Work required:
Pick out all lines of the entries that include the word "ylabel" and copy them.

Given records:

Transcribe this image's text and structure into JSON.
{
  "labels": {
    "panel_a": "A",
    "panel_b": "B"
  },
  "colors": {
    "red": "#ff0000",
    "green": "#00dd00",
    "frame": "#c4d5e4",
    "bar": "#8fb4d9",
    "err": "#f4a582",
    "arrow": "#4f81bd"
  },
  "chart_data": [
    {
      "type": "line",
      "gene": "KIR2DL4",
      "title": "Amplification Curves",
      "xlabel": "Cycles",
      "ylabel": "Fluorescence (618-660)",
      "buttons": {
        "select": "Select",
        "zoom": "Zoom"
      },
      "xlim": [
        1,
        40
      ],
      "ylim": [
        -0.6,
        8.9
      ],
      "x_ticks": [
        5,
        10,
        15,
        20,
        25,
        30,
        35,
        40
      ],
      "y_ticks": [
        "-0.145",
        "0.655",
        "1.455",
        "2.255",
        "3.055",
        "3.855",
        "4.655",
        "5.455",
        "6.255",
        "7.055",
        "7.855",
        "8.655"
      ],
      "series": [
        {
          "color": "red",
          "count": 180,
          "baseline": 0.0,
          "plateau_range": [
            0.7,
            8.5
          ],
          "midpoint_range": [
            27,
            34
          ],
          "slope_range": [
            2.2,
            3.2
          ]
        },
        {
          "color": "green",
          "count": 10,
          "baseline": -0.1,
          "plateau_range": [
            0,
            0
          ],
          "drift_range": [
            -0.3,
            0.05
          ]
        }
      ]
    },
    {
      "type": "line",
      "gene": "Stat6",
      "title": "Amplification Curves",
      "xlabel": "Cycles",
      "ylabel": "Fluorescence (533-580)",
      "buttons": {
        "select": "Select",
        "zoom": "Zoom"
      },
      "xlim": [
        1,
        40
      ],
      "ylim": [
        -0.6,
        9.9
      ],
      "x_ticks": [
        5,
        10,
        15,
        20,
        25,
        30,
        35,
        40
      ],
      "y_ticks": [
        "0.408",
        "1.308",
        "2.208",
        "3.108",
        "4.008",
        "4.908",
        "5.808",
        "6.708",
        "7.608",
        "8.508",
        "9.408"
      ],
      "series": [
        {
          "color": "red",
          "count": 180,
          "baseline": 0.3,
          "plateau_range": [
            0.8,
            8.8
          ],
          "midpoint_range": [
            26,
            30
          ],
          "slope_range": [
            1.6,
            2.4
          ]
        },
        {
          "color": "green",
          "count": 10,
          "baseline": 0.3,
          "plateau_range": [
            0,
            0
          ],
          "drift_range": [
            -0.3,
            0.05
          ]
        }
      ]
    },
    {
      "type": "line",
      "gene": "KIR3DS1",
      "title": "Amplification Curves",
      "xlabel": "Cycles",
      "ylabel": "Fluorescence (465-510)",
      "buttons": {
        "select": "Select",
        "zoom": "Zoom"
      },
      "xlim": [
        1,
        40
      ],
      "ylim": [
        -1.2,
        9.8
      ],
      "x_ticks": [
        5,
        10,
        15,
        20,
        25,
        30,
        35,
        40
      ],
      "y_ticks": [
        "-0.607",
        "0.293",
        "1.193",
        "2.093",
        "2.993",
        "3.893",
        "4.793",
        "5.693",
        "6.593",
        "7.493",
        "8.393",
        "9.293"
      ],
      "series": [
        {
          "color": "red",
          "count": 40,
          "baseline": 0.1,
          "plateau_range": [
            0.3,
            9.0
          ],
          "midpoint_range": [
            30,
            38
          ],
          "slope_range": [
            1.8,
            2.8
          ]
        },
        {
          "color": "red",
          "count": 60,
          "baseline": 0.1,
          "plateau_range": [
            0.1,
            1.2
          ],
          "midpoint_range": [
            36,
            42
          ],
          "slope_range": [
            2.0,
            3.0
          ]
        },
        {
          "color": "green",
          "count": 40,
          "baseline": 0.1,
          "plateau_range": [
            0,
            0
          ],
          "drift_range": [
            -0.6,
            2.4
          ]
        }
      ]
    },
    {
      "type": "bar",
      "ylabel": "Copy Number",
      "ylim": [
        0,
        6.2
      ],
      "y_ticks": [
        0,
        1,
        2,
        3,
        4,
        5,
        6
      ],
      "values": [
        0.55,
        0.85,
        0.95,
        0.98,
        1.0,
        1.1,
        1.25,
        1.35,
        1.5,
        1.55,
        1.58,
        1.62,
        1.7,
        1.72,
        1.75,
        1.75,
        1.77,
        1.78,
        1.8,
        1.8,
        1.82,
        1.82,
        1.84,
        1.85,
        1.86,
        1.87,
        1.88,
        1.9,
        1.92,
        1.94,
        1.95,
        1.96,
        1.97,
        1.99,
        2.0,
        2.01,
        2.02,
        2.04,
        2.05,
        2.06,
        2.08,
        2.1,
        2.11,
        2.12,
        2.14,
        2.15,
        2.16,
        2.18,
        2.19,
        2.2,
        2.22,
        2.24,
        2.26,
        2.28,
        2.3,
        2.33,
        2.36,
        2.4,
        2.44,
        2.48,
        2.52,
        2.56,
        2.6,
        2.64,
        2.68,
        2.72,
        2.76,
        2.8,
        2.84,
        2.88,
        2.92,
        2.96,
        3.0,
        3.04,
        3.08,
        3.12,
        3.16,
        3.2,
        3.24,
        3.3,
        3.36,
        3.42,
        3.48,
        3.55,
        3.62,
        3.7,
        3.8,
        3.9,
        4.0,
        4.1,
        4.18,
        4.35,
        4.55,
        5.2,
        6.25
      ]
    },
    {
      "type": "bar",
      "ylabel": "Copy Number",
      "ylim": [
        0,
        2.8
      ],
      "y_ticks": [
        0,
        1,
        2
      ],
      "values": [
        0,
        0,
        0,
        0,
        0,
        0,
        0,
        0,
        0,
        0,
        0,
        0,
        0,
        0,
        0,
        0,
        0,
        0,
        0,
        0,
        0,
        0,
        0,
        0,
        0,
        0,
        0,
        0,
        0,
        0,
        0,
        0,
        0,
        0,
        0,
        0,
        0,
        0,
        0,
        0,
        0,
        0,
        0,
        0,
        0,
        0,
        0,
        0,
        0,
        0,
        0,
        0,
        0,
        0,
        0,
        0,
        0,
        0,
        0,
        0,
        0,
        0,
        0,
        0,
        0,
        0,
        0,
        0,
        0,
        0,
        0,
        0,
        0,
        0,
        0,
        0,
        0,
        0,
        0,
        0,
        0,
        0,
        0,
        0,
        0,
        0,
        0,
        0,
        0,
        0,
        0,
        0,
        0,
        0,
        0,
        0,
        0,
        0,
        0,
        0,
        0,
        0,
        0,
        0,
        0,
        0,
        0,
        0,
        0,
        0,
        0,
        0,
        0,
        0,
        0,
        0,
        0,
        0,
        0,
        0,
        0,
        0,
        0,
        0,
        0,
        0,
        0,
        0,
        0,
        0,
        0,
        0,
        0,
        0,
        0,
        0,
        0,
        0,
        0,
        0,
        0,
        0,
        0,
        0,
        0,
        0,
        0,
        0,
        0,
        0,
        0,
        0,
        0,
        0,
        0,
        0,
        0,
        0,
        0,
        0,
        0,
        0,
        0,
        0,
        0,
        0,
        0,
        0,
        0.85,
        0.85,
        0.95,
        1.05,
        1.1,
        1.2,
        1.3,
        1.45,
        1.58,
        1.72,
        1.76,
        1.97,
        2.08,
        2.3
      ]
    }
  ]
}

Result:
      "ylabel": "Fluorescence (618-660)",
      "ylabel": "Fluorescence (533-580)",
      "ylabel": "Fluorescence (465-510)",
      "ylabel": "Copy Number",
      "ylabel": "Copy Number",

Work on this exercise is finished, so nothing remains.